Text:
Part of my frustration with this whole conversation is that some of us want to talk abstractly about the issues, and others just want to complain about particular instances. I'm much more interested in understanding exactly why commenting (favorably) on weblogs is so frowned upon by some, whereas no one complains about book or movie reviews. I'm less interested in particular instantiations than in the general resistance to any sort of quality-measures at all.

Can we pop the stack a bit more?
posted by Medley at 11:24 AM on December 20, 2001


The question of awards or other honors, does raise some interesting philosophical questions.

It seems that it comes down to the issues of self and others. How do you view your self and how do you view others.

My view is that it is proper and correct to honor others with compliments, awards or whatever. They should be sincere, but it is not too hard to find positive characters of other people or their web sites if we give it a little effort.

In terms of self, it is probably healthy to run away from honor. If you truly deserve credit, then why do you need anybody to tell you. If you don't deserve credit, what does it matter if somebody else gives it to you.

So it is a little bit of a paradox, honor others, but run away from being honored. Of course this is much easier said than done since that old bugaboo of ego is somewhat ingrained in the human psyche.

posted by MikeSanders at 11:44 AM on December 20, 2001


Ripping Dave a new asshole is part of my job. I didn't want to write that rant about Dave's awards, but somebody had to. He has clearly shown in the past that trying to have a private, reasonable discussion with him is next to impossible. I am not the only one who has private email chains with Winer that show his true nature, and not the one he puts forth on Scripting News. To say that we kissed and made up is a gross misunderstanding. I think it's more like we have agreed to disagree. Hell, Dave even taught me that way hack in 1996 or 1997 when I was still a Scripting News groupie.

I guess my only word of warning to those people Dave tries to suck up to by talking about them on Scripting News: be careful. Make sure you know who you are dealing with.

What it boils down for me is that I absolutely respect Dave for his ability to write and his ability to talk about tough issues, especially in the technology industry. But I have no respect when it comes to how Dave deals with people who disgree with him, or people who have issues with his company or his software.

But I still don't have to like it.
posted by camworld at 12:05 PM on December 20, 2001


medley:

I'm much more interested in understanding exactly why commenting (favorably) on weblogs is so frowned upon by some, whereas no one complains about book or movie reviews.

the only answer i really have to that question, medley, is that books and movies for mass consumption (which by and large are those whose reviews people are likely to see and read) are intended to make money. no one thinks the authors or creators of books and movies have a right to their money, so few feel bad about giving poor reviews.

weblogs are different, as you can see; you don't have to pay to look at them (in almost every case, it seems -- ever seen a weblog which requires non-free registration?). people work on their weblogs mainly out of personal interest or creativity and often pay for them out of their own pocket; to be ignored or criticized (unfairly in your view) seems like it would hurt more than if you were trying to turn a profit. (it would hurt more to me.)

Supplied material:
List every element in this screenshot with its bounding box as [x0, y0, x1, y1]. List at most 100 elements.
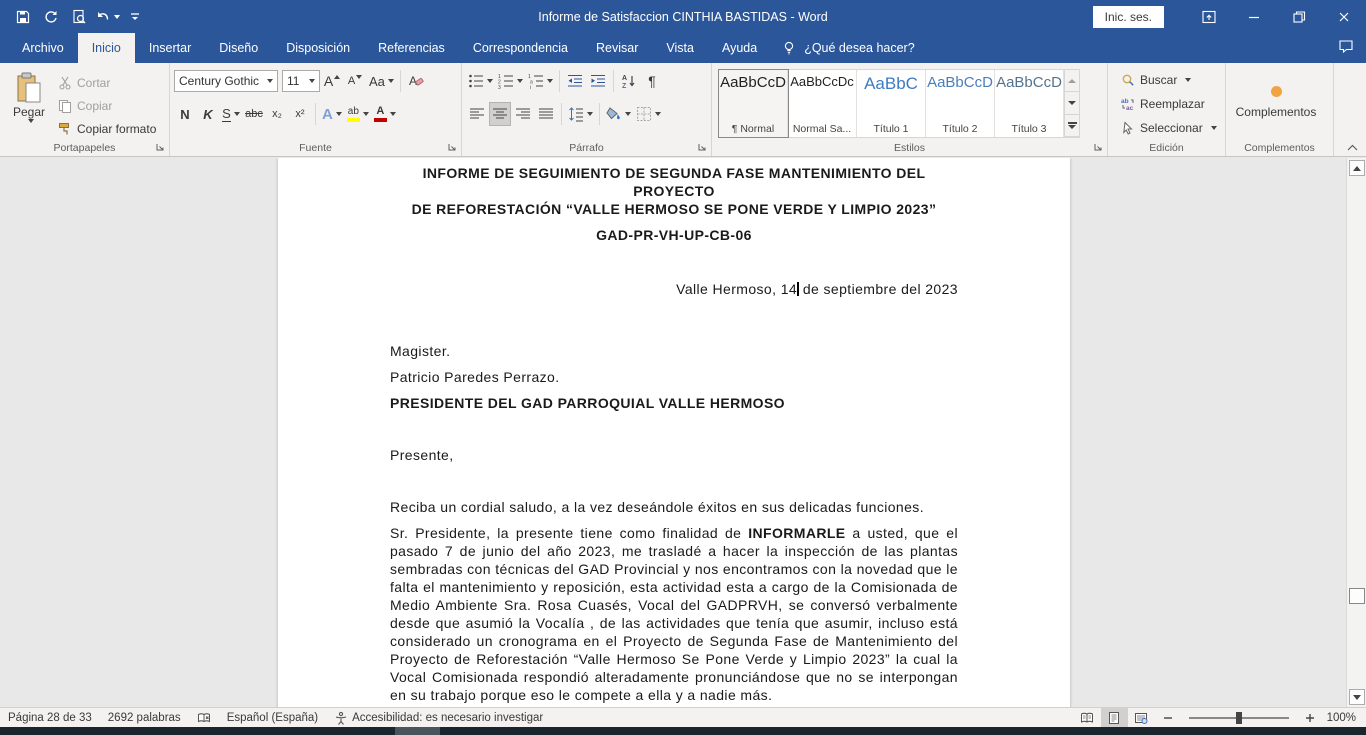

Short task: Retype the thread's text starting with "weblogs are different, as" and going on through "more to me.)". The listing plays no part in this work.

The response:
weblogs are different, as you can see; you don't have to pay to look at them (in almost every case, it seems -- ever seen a weblog which requires non-free registration?). people work on their weblogs mainly out of personal interest or creativity and often pay for them out of their own pocket; to be ignored or criticized (unfairly in your view) seems like it would hurt more than if you were trying to turn a profit. (it would hurt more to me.)